### Problem requirements
Pull every line holding the string "руки" from the records below.

### Records for this exercise
-- Start --

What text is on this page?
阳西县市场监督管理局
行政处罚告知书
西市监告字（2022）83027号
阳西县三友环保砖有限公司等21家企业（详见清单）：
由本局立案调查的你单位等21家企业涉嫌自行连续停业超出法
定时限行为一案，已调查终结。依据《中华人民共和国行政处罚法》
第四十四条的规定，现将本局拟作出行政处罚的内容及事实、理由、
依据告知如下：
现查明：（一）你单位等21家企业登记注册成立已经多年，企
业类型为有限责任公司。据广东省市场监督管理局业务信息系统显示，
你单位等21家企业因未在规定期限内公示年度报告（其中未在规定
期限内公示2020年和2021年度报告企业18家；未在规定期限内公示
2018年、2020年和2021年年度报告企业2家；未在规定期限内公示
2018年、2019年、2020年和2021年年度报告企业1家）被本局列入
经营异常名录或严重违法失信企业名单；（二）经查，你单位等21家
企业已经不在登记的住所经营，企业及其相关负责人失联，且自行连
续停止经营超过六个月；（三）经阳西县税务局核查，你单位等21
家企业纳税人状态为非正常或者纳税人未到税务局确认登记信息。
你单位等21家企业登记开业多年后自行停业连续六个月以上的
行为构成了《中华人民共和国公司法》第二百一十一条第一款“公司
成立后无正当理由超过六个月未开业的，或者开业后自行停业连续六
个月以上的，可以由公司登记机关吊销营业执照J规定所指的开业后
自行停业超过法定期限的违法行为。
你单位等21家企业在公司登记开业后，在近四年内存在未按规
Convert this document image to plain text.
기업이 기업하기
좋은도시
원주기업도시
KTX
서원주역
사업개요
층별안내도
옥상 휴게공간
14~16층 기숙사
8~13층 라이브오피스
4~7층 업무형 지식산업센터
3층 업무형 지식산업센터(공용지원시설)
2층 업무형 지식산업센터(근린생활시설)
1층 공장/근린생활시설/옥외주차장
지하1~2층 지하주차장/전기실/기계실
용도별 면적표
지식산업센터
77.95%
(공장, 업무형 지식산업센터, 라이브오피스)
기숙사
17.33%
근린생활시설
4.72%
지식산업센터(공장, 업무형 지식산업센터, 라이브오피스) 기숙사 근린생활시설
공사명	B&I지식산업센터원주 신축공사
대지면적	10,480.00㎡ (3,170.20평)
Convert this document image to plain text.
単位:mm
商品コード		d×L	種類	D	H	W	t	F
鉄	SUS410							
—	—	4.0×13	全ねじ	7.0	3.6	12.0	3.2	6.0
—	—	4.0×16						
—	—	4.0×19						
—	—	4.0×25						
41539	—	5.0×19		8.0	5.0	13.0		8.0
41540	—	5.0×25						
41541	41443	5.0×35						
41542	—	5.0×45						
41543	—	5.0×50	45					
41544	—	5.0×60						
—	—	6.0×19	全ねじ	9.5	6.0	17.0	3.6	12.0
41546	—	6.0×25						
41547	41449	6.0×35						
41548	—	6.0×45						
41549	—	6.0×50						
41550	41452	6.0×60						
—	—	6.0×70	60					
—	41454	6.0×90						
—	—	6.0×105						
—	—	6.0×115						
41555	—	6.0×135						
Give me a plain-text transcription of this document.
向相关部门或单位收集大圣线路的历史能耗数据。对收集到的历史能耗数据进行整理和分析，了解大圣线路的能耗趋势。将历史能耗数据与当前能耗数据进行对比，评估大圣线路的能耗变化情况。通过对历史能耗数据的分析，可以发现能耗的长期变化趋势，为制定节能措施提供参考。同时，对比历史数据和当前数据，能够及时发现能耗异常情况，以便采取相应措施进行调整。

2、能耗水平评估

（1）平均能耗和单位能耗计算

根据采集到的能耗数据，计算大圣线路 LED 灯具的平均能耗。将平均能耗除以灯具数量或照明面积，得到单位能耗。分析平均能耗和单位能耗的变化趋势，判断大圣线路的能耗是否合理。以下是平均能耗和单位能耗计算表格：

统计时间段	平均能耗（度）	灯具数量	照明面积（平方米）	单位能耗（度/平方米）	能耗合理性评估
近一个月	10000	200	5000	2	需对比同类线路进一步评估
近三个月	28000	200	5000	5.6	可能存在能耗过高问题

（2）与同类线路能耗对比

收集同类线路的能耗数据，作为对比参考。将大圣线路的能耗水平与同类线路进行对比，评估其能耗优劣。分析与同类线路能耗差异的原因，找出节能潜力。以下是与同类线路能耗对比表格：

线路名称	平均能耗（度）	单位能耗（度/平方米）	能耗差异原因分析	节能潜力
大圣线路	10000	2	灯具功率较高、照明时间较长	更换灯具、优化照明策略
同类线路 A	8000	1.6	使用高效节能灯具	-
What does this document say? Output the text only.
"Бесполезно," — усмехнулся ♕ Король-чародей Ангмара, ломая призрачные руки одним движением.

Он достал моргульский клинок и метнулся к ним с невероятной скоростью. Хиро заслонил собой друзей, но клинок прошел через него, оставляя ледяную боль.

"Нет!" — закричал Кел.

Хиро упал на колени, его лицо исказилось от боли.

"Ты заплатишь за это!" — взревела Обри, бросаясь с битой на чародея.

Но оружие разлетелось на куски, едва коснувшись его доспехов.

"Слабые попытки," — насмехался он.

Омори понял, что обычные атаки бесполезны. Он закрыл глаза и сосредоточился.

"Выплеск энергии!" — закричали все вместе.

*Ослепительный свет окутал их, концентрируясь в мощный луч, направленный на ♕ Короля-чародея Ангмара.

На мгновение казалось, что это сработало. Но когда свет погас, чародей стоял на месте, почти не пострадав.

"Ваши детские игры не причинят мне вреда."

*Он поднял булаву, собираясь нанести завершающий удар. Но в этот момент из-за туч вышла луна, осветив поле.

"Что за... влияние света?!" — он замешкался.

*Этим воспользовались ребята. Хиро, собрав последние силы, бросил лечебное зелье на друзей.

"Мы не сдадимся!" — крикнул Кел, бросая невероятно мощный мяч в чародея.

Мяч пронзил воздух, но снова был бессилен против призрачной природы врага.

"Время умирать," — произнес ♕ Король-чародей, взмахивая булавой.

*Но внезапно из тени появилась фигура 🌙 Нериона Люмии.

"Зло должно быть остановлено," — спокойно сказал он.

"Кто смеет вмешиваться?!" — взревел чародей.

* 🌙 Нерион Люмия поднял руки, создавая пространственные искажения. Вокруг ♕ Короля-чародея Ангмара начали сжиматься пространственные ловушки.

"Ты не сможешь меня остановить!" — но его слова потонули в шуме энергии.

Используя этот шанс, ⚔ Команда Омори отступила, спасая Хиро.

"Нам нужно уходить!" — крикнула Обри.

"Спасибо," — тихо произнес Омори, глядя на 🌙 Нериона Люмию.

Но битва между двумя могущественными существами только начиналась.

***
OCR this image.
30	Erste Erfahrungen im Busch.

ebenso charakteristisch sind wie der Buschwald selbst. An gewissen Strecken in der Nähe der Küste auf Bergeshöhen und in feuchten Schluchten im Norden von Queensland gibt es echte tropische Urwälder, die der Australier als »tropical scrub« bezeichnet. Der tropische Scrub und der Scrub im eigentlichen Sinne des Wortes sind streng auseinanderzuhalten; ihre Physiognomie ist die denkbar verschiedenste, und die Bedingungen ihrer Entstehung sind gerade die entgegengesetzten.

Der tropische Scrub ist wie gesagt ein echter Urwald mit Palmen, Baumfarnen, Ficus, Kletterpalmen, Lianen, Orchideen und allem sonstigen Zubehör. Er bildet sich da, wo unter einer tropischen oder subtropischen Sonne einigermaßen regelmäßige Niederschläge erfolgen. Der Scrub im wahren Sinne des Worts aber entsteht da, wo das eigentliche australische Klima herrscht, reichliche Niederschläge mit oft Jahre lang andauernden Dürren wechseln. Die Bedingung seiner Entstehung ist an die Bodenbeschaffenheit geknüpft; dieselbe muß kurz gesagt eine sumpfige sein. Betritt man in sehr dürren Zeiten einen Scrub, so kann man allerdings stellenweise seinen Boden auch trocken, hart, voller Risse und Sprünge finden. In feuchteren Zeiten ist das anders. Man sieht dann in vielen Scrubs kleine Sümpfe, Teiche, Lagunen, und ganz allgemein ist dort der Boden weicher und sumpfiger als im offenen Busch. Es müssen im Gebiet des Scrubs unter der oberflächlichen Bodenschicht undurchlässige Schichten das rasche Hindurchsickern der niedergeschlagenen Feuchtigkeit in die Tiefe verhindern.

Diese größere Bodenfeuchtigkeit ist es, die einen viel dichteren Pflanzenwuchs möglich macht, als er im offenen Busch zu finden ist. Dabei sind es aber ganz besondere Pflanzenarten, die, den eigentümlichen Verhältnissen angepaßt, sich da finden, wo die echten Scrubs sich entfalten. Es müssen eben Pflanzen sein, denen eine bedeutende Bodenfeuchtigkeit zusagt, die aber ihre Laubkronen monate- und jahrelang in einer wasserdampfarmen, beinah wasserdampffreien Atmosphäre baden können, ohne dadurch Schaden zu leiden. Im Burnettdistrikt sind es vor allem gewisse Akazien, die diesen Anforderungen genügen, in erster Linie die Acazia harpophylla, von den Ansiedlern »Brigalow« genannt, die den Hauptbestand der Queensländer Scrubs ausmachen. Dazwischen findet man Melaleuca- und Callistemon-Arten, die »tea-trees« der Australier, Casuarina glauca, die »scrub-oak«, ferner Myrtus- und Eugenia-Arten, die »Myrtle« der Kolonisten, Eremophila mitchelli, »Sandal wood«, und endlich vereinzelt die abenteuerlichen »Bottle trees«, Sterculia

-- End --

### Solution for this exercise
"Бесполезно," — усмехнулся ♕ Король-чародей Ангмара, ломая призрачные руки одним движением.
* 🌙 Нерион Люмия поднял руки, создавая пространственные искажения. Вокруг ♕ Короля-чародея Ангмара начали сжиматься пространственные ловушки.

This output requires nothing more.